[Element boundary data]
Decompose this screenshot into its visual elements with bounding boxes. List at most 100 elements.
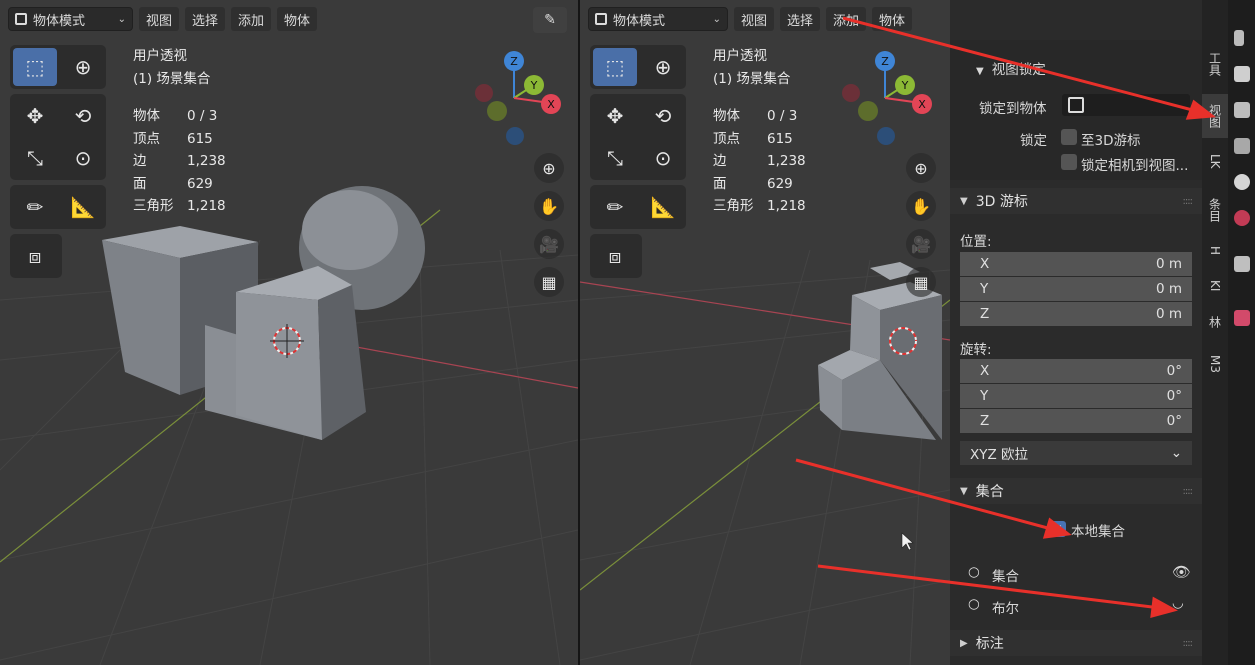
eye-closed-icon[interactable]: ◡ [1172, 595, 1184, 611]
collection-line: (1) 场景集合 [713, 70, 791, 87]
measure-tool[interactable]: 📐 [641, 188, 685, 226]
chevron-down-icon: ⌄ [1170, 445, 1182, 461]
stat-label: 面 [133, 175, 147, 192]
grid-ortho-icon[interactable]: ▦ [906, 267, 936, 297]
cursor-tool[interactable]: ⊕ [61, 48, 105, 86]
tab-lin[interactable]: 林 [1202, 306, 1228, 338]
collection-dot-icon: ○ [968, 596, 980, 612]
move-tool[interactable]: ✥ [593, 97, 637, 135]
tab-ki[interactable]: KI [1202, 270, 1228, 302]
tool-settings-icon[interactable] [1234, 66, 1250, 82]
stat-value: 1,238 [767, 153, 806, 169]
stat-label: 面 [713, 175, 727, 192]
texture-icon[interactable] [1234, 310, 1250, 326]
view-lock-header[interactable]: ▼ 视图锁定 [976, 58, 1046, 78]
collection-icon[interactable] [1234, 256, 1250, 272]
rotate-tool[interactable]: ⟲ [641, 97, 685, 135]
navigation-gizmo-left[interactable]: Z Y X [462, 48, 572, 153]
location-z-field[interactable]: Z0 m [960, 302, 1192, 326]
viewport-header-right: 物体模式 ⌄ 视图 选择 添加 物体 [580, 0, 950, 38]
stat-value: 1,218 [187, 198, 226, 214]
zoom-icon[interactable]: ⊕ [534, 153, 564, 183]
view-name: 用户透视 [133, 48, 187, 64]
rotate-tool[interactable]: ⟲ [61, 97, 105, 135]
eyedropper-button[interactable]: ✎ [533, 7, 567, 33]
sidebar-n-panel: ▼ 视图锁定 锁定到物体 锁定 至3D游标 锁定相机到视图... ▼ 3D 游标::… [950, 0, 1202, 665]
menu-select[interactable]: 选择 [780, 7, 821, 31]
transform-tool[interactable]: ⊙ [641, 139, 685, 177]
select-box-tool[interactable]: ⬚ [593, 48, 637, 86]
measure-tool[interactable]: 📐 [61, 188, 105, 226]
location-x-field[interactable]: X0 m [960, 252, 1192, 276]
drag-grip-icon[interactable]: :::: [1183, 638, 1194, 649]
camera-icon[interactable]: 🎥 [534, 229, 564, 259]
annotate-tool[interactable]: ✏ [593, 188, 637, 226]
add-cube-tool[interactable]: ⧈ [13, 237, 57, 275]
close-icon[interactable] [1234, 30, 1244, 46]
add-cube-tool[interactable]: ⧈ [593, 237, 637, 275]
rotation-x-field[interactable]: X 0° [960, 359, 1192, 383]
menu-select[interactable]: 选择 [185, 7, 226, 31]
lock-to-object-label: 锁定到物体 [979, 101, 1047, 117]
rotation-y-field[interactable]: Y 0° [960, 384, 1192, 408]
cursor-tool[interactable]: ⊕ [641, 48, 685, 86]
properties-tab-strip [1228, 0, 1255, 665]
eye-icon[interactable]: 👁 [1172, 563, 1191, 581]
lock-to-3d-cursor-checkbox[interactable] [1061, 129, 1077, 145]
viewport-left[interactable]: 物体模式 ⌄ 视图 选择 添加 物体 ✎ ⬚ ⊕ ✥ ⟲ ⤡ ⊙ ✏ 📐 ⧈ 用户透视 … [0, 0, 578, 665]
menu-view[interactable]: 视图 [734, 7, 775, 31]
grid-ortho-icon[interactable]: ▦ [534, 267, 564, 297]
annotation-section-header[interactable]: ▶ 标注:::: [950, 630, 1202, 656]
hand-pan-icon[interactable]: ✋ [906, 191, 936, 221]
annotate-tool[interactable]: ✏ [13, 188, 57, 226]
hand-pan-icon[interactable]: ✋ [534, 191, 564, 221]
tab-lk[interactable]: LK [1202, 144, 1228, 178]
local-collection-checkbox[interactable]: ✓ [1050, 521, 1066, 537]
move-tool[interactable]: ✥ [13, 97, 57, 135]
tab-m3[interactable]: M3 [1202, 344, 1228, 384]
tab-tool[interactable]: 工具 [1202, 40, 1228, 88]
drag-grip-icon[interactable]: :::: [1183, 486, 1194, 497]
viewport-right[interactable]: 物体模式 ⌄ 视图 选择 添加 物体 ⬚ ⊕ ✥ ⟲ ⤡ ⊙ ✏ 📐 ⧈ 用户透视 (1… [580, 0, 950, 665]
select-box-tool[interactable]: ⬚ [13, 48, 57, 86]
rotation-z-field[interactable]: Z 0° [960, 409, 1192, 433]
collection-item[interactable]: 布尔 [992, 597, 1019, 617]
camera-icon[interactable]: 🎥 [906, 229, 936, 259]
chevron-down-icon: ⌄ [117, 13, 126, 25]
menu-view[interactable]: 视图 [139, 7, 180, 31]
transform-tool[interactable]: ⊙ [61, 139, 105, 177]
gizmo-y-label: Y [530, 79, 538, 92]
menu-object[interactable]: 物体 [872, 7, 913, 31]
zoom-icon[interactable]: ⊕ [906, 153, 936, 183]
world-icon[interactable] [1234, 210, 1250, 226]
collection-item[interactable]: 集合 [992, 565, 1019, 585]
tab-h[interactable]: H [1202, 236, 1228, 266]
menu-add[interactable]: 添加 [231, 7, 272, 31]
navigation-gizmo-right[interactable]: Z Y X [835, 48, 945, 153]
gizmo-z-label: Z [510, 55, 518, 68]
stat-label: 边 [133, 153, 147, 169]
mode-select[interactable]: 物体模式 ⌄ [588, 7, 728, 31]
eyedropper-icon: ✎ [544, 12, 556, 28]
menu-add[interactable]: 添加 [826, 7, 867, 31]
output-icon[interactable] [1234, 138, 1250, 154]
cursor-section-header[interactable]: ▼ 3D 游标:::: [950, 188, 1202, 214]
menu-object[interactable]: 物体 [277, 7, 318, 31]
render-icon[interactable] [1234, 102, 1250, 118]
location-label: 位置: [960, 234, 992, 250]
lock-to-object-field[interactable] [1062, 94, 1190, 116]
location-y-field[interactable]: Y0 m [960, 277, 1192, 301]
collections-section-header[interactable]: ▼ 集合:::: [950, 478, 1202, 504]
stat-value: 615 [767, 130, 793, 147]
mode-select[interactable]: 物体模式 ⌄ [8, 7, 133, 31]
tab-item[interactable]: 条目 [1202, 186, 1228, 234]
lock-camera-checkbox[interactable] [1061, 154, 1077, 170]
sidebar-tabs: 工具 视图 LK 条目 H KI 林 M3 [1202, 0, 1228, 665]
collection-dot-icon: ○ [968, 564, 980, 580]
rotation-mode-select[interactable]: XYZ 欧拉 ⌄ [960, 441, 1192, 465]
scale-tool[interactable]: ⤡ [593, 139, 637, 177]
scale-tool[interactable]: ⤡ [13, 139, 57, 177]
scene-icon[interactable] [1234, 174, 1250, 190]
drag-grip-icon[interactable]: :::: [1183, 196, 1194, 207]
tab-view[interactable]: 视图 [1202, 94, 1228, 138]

...

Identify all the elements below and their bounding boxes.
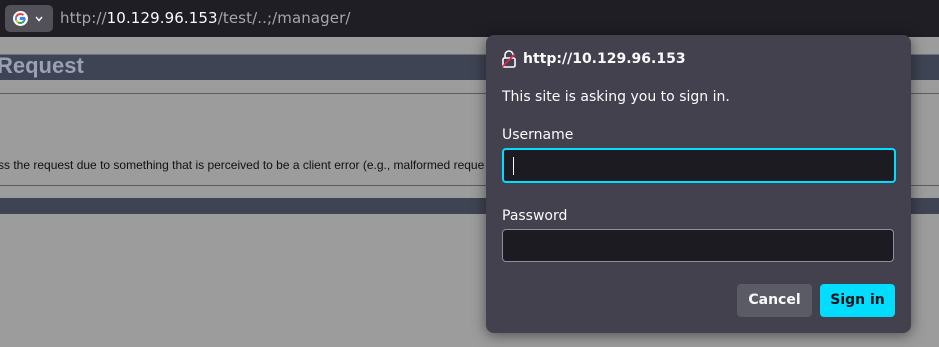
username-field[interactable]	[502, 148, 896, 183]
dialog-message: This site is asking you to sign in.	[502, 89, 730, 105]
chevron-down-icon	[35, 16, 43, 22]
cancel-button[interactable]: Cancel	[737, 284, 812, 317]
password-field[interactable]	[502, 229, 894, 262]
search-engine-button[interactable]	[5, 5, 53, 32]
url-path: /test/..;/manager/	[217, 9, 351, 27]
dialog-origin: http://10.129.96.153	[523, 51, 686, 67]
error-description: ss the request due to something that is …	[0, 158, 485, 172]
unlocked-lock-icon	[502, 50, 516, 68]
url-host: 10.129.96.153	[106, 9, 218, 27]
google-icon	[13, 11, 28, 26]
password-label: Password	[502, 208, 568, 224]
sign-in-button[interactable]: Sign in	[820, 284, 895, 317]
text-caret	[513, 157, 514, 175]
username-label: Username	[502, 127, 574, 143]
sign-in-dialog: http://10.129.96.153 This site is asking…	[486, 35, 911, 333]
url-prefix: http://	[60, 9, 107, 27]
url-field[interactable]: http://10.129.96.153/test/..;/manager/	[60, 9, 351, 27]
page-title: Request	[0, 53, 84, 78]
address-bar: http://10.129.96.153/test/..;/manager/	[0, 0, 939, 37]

__GIVEN INSTRUCTION__.
Copy out the data verbatim, from the line with "eye-closed-icon[interactable]: ◡ [1172, 595, 1184, 611]" to the line with "stat-label: 面 [133, 175, 147, 192]", both included.

__OUTPUT__.
eye-closed-icon[interactable]: ◡ [1172, 595, 1184, 611]
collection-line: (1) 场景集合 [713, 70, 791, 87]
measure-tool[interactable]: 📐 [641, 188, 685, 226]
chevron-down-icon: ⌄ [1170, 445, 1182, 461]
stat-label: 面 [133, 175, 147, 192]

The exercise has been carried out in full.